**Written problem**
Provide an exact transcription of all the records.

··· Supplied records

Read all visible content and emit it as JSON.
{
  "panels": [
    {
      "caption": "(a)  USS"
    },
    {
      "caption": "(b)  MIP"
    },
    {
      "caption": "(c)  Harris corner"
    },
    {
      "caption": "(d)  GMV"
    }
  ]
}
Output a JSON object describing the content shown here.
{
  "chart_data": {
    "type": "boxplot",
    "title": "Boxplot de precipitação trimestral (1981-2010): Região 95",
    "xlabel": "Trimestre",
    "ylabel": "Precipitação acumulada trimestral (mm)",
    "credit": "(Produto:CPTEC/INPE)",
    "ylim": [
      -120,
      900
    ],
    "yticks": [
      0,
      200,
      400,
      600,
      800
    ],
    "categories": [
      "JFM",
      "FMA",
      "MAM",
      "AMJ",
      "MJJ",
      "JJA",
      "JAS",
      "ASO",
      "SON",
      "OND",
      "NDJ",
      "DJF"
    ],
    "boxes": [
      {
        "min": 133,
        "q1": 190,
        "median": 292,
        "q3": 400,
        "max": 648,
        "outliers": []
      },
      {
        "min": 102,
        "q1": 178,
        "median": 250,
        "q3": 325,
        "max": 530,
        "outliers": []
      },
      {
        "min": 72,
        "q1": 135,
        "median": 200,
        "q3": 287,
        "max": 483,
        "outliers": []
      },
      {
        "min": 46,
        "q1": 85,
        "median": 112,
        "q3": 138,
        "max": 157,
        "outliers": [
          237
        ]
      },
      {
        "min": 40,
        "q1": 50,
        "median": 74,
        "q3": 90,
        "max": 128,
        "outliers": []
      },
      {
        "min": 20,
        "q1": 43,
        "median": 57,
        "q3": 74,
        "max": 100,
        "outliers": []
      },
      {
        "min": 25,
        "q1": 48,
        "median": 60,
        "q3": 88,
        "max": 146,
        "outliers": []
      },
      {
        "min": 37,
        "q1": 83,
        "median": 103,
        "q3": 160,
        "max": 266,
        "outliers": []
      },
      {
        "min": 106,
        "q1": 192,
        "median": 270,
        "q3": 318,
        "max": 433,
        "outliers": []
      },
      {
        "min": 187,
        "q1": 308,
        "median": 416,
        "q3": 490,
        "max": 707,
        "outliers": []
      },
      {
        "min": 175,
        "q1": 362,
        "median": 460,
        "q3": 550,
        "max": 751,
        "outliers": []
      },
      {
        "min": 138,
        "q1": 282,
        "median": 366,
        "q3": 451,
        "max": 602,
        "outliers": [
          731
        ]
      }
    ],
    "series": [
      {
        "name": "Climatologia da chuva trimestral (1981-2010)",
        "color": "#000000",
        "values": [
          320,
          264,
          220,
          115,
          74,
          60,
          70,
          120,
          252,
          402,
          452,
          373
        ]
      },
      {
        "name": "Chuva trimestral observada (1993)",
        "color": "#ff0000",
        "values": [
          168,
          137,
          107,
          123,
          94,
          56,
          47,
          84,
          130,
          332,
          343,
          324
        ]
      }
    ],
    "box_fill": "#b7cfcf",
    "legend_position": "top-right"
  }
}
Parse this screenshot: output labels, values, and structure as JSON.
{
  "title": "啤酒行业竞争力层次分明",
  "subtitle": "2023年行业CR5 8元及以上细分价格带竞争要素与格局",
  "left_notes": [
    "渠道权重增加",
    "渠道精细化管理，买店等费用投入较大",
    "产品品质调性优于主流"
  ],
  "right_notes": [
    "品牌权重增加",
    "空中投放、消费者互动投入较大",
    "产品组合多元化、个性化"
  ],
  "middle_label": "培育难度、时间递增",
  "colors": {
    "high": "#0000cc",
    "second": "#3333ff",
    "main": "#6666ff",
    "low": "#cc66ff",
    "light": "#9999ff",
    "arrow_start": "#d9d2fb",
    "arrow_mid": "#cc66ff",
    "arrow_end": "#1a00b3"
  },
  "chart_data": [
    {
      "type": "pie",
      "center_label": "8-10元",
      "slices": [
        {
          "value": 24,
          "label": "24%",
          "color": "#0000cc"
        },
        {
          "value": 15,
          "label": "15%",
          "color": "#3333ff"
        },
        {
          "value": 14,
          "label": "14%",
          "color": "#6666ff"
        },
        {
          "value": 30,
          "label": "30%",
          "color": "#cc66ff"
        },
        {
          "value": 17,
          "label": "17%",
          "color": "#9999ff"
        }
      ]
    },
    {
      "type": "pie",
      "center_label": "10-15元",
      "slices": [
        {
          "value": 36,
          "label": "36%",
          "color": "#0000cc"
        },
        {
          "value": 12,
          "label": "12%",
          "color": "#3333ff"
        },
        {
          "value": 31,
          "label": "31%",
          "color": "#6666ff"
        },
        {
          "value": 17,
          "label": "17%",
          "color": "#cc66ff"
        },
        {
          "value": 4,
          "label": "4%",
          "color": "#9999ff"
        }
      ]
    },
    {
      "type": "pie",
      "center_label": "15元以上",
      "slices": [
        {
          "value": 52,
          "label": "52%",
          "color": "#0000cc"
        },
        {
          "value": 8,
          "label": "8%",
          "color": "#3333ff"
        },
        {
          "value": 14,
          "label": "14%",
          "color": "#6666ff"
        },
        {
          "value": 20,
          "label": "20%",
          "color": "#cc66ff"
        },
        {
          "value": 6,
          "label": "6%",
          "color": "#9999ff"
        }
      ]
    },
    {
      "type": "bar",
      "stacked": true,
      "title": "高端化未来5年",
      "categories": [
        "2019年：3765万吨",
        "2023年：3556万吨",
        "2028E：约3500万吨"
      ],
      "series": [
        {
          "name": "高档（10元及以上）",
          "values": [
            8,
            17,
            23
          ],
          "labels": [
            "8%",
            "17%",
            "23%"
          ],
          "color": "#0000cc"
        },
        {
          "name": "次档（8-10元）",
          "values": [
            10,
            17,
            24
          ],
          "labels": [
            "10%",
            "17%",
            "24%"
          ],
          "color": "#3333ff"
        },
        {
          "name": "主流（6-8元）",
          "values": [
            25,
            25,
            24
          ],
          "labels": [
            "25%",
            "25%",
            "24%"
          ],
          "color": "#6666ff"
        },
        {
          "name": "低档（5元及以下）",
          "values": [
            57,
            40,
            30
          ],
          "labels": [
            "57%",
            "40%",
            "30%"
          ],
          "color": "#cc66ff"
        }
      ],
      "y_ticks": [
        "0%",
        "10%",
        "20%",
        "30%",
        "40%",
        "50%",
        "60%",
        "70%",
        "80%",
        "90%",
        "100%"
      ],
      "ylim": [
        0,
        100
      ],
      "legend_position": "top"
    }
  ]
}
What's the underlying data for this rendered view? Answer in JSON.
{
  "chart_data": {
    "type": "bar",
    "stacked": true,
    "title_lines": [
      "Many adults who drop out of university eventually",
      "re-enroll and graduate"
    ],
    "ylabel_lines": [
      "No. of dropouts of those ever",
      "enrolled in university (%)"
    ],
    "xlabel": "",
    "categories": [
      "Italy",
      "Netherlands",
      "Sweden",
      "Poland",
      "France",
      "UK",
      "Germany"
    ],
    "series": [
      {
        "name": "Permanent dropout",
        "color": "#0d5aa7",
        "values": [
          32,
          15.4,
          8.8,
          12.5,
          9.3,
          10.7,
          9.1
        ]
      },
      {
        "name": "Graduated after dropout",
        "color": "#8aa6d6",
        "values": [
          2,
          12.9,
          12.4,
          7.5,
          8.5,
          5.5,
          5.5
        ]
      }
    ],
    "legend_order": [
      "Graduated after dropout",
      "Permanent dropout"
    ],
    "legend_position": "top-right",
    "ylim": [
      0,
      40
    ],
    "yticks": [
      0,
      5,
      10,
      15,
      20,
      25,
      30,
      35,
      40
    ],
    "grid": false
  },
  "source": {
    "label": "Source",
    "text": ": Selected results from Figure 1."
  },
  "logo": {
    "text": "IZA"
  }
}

······

**Answer in full**
Read all visible content and emit it as JSON.
{
  "panels": [
    {
      "caption": "(a)  USS"
    },
    {
      "caption": "(b)  MIP"
    },
    {
      "caption": "(c)  Harris corner"
    },
    {
      "caption": "(d)  GMV"
    }
  ]
}
Output a JSON object describing the content shown here.
{
  "chart_data": {
    "type": "boxplot",
    "title": "Boxplot de precipitação trimestral (1981-2010): Região 95",
    "xlabel": "Trimestre",
    "ylabel": "Precipitação acumulada trimestral (mm)",
    "credit": "(Produto:CPTEC/INPE)",
    "ylim": [
      -120,
      900
    ],
    "yticks": [
      0,
      200,
      400,
      600,
      800
    ],
    "categories": [
      "JFM",
      "FMA",
      "MAM",
      "AMJ",
      "MJJ",
      "JJA",
      "JAS",
      "ASO",
      "SON",
      "OND",
      "NDJ",
      "DJF"
    ],
    "boxes": [
      {
        "min": 133,
        "q1": 190,
        "median": 292,
        "q3": 400,
        "max": 648,
        "outliers": []
      },
      {
        "min": 102,
        "q1": 178,
        "median": 250,
        "q3": 325,
        "max": 530,
        "outliers": []
      },
      {
        "min": 72,
        "q1": 135,
        "median": 200,
        "q3": 287,
        "max": 483,
        "outliers": []
      },
      {
        "min": 46,
        "q1": 85,
        "median": 112,
        "q3": 138,
        "max": 157,
        "outliers": [
          237
        ]
      },
      {
        "min": 40,
        "q1": 50,
        "median": 74,
        "q3": 90,
        "max": 128,
        "outliers": []
      },
      {
        "min": 20,
        "q1": 43,
        "median": 57,
        "q3": 74,
        "max": 100,
        "outliers": []
      },
      {
        "min": 25,
        "q1": 48,
        "median": 60,
        "q3": 88,
        "max": 146,
        "outliers": []
      },
      {
        "min": 37,
        "q1": 83,
        "median": 103,
        "q3": 160,
        "max": 266,
        "outliers": []
      },
      {
        "min": 106,
        "q1": 192,
        "median": 270,
        "q3": 318,
        "max": 433,
        "outliers": []
      },
      {
        "min": 187,
        "q1": 308,
        "median": 416,
        "q3": 490,
        "max": 707,
        "outliers": []
      },
      {
        "min": 175,
        "q1": 362,
        "median": 460,
        "q3": 550,
        "max": 751,
        "outliers": []
      },
      {
        "min": 138,
        "q1": 282,
        "median": 366,
        "q3": 451,
        "max": 602,
        "outliers": [
          731
        ]
      }
    ],
    "series": [
      {
        "name": "Climatologia da chuva trimestral (1981-2010)",
        "color": "#000000",
        "values": [
          320,
          264,
          220,
          115,
          74,
          60,
          70,
          120,
          252,
          402,
          452,
          373
        ]
      },
      {
        "name": "Chuva trimestral observada (1993)",
        "color": "#ff0000",
        "values": [
          168,
          137,
          107,
          123,
          94,
          56,
          47,
          84,
          130,
          332,
          343,
          324
        ]
      }
    ],
    "box_fill": "#b7cfcf",
    "legend_position": "top-right"
  }
}
Parse this screenshot: output labels, values, and structure as JSON.
{
  "title": "啤酒行业竞争力层次分明",
  "subtitle": "2023年行业CR5 8元及以上细分价格带竞争要素与格局",
  "left_notes": [
    "渠道权重增加",
    "渠道精细化管理，买店等费用投入较大",
    "产品品质调性优于主流"
  ],
  "right_notes": [
    "品牌权重增加",
    "空中投放、消费者互动投入较大",
    "产品组合多元化、个性化"
  ],
  "middle_label": "培育难度、时间递增",
  "colors": {
    "high": "#0000cc",
    "second": "#3333ff",
    "main": "#6666ff",
    "low": "#cc66ff",
    "light": "#9999ff",
    "arrow_start": "#d9d2fb",
    "arrow_mid": "#cc66ff",
    "arrow_end": "#1a00b3"
  },
  "chart_data": [
    {
      "type": "pie",
      "center_label": "8-10元",
      "slices": [
        {
          "value": 24,
          "label": "24%",
          "color": "#0000cc"
        },
        {
          "value": 15,
          "label": "15%",
          "color": "#3333ff"
        },
        {
          "value": 14,
          "label": "14%",
          "color": "#6666ff"
        },
        {
          "value": 30,
          "label": "30%",
          "color": "#cc66ff"
        },
        {
          "value": 17,
          "label": "17%",
          "color": "#9999ff"
        }
      ]
    },
    {
      "type": "pie",
      "center_label": "10-15元",
      "slices": [
        {
          "value": 36,
          "label": "36%",
          "color": "#0000cc"
        },
        {
          "value": 12,
          "label": "12%",
          "color": "#3333ff"
        },
        {
          "value": 31,
          "label": "31%",
          "color": "#6666ff"
        },
        {
          "value": 17,
          "label": "17%",
          "color": "#cc66ff"
        },
        {
          "value": 4,
          "label": "4%",
          "color": "#9999ff"
        }
      ]
    },
    {
      "type": "pie",
      "center_label": "15元以上",
      "slices": [
        {
          "value": 52,
          "label": "52%",
          "color": "#0000cc"
        },
        {
          "value": 8,
          "label": "8%",
          "color": "#3333ff"
        },
        {
          "value": 14,
          "label": "14%",
          "color": "#6666ff"
        },
        {
          "value": 20,
          "label": "20%",
          "color": "#cc66ff"
        },
        {
          "value": 6,
          "label": "6%",
          "color": "#9999ff"
        }
      ]
    },
    {
      "type": "bar",
      "stacked": true,
      "title": "高端化未来5年",
      "categories": [
        "2019年：3765万吨",
        "2023年：3556万吨",
        "2028E：约3500万吨"
      ],
      "series": [
        {
          "name": "高档（10元及以上）",
          "values": [
            8,
            17,
            23
          ],
          "labels": [
            "8%",
            "17%",
            "23%"
          ],
          "color": "#0000cc"
        },
        {
          "name": "次档（8-10元）",
          "values": [
            10,
            17,
            24
          ],
          "labels": [
            "10%",
            "17%",
            "24%"
          ],
          "color": "#3333ff"
        },
        {
          "name": "主流（6-8元）",
          "values": [
            25,
            25,
            24
          ],
          "labels": [
            "25%",
            "25%",
            "24%"
          ],
          "color": "#6666ff"
        },
        {
          "name": "低档（5元及以下）",
          "values": [
            57,
            40,
            30
          ],
          "labels": [
            "57%",
            "40%",
            "30%"
          ],
          "color": "#cc66ff"
        }
      ],
      "y_ticks": [
        "0%",
        "10%",
        "20%",
        "30%",
        "40%",
        "50%",
        "60%",
        "70%",
        "80%",
        "90%",
        "100%"
      ],
      "ylim": [
        0,
        100
      ],
      "legend_position": "top"
    }
  ]
}
What's the underlying data for this rendered view? Answer in JSON.
{
  "chart_data": {
    "type": "bar",
    "stacked": true,
    "title_lines": [
      "Many adults who drop out of university eventually",
      "re-enroll and graduate"
    ],
    "ylabel_lines": [
      "No. of dropouts of those ever",
      "enrolled in university (%)"
    ],
    "xlabel": "",
    "categories": [
      "Italy",
      "Netherlands",
      "Sweden",
      "Poland",
      "France",
      "UK",
      "Germany"
    ],
    "series": [
      {
        "name": "Permanent dropout",
        "color": "#0d5aa7",
        "values": [
          32,
          15.4,
          8.8,
          12.5,
          9.3,
          10.7,
          9.1
        ]
      },
      {
        "name": "Graduated after dropout",
        "color": "#8aa6d6",
        "values": [
          2,
          12.9,
          12.4,
          7.5,
          8.5,
          5.5,
          5.5
        ]
      }
    ],
    "legend_order": [
      "Graduated after dropout",
      "Permanent dropout"
    ],
    "legend_position": "top-right",
    "ylim": [
      0,
      40
    ],
    "yticks": [
      0,
      5,
      10,
      15,
      20,
      25,
      30,
      35,
      40
    ],
    "grid": false
  },
  "source": {
    "label": "Source",
    "text": ": Selected results from Figure 1."
  },
  "logo": {
    "text": "IZA"
  }
}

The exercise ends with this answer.